## What you need to do:
Scan the material below for the string "which", and copy every line where it shows up.

___ Records shown ___

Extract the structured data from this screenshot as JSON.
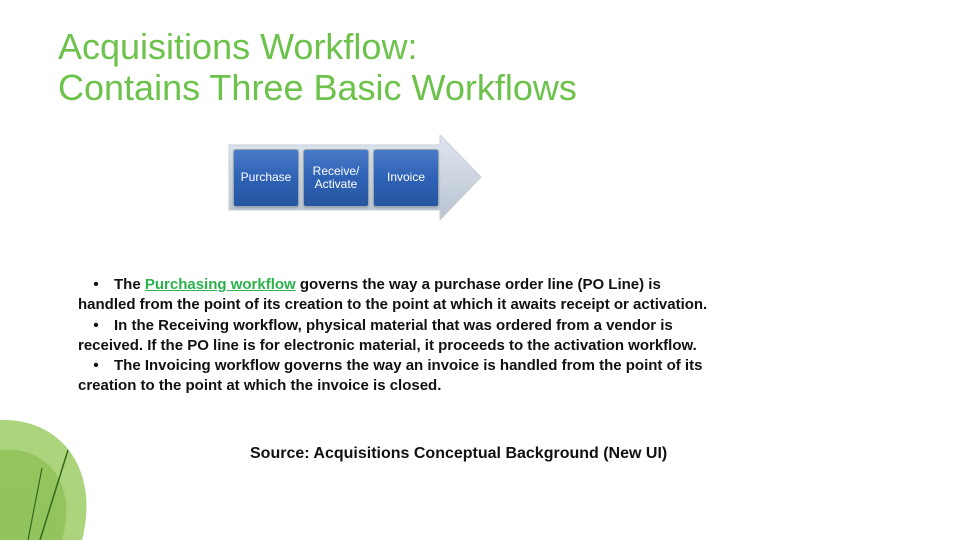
{
  "title_line1": "Acquisitions Workflow:",
  "title_line2": "Contains Three  Basic Workflows",
  "stages": {
    "s0": "Purchase",
    "s1": "Receive/\nActivate",
    "s2": "Invoice"
  },
  "bullets": {
    "b1_pre": "The ",
    "b1_hl": "Purchasing workflow",
    "b1_post": " governs the way a purchase order line (PO Line) is handled from the point of its creation to the point at which it awaits receipt or activation.",
    "b2": "In the Receiving workflow, physical material that was ordered from a vendor is received. If the PO line is for electronic material, it proceeds to the activation workflow.",
    "b3": "The Invoicing workflow governs the way an invoice is handled from the point of its creation to the point at which the invoice is closed."
  },
  "source": "Source: Acquisitions Conceptual Background (New UI)",
  "colors": {
    "accent_green": "#6CC24A",
    "link_green": "#2bb24c",
    "stage_blue": "#2e62b5"
  }
}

___

## Response:
    "b1_post": " governs the way a purchase order line (PO Line) is handled from the point of its creation to the point at which it awaits receipt or activation.",
    "b3": "The Invoicing workflow governs the way an invoice is handled from the point of its creation to the point at which the invoice is closed."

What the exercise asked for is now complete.